Task description
Type out all the records word for word. Any pictures are to be left out.
═════ Data for this task ═════
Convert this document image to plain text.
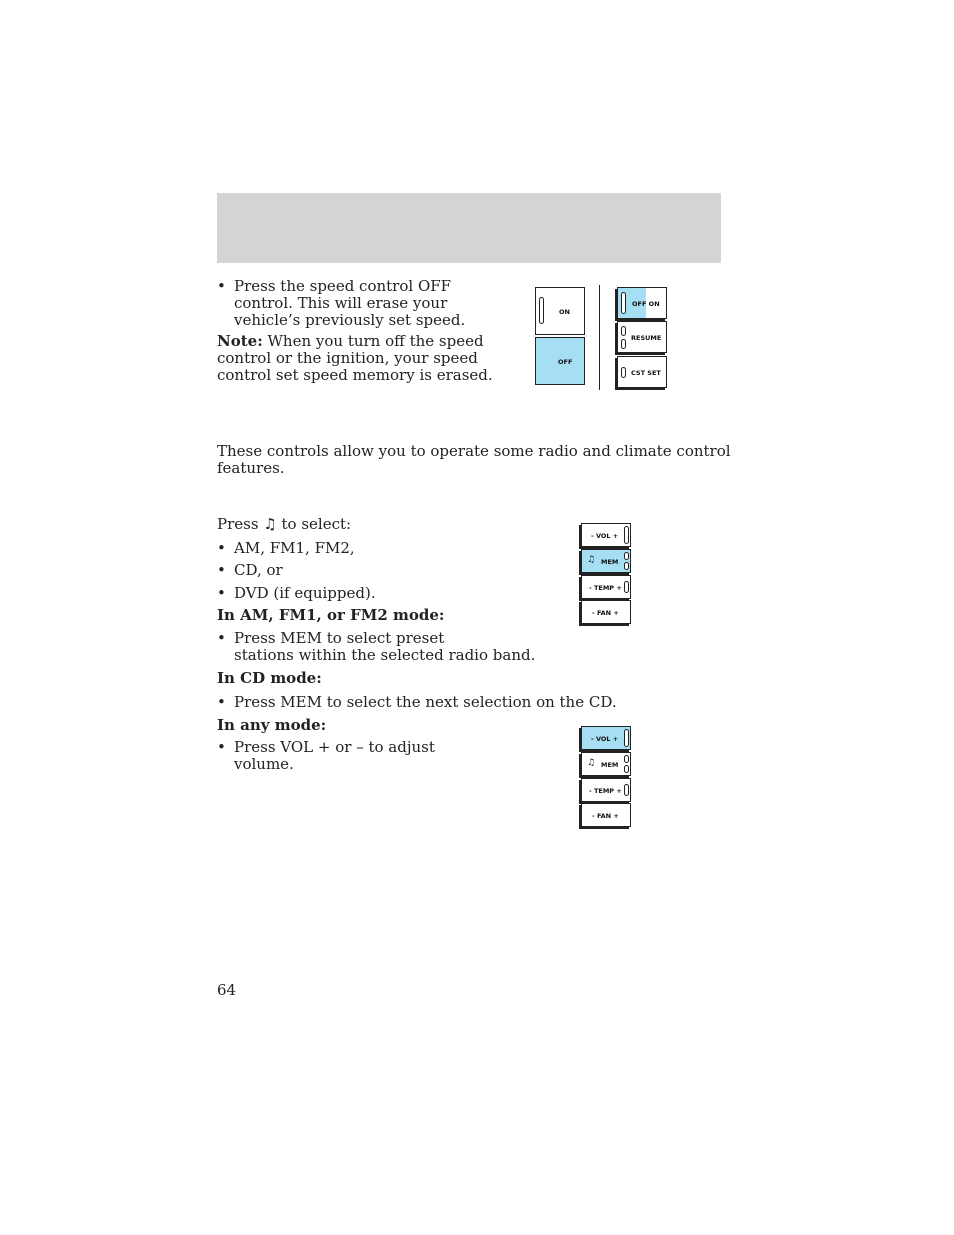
• Press the speed control OFF
control. This will erase your
vehicle’s previously set speed.
Note: When you turn off the speed
control or the ignition, your speed
control set speed memory is erased.
ON
OFF
OFF ON
RESUME
CST SET
These controls allow you to operate some radio and climate control
features.
Press ♫ to select:
• AM, FM1, FM2,
• CD, or
• DVD (if equipped).
In AM, FM1, or FM2 mode:
• Press MEM to select preset
stations within the selected radio band.
In CD mode:
• Press MEM to select the next selection on the CD.
In any mode:
• Press VOL + or – to adjust
volume.
- VOL +
♫ MEM
- TEMP +
- FAN +
- VOL +
♫ MEM
- TEMP +
- FAN +
64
═════
Right answer
Convert this document image to plain text.
• Press the speed control OFF
control. This will erase your
vehicle’s previously set speed.
Note: When you turn off the speed
control or the ignition, your speed
control set speed memory is erased.
ON
OFF
OFF ON
RESUME
CST SET
These controls allow you to operate some radio and climate control
features.
Press ♫ to select:
• AM, FM1, FM2,
• CD, or
• DVD (if equipped).
In AM, FM1, or FM2 mode:
• Press MEM to select preset
stations within the selected radio band.
In CD mode:
• Press MEM to select the next selection on the CD.
In any mode:
• Press VOL + or – to adjust
volume.
- VOL +
♫ MEM
- TEMP +
- FAN +
- VOL +
♫ MEM
- TEMP +
- FAN +
64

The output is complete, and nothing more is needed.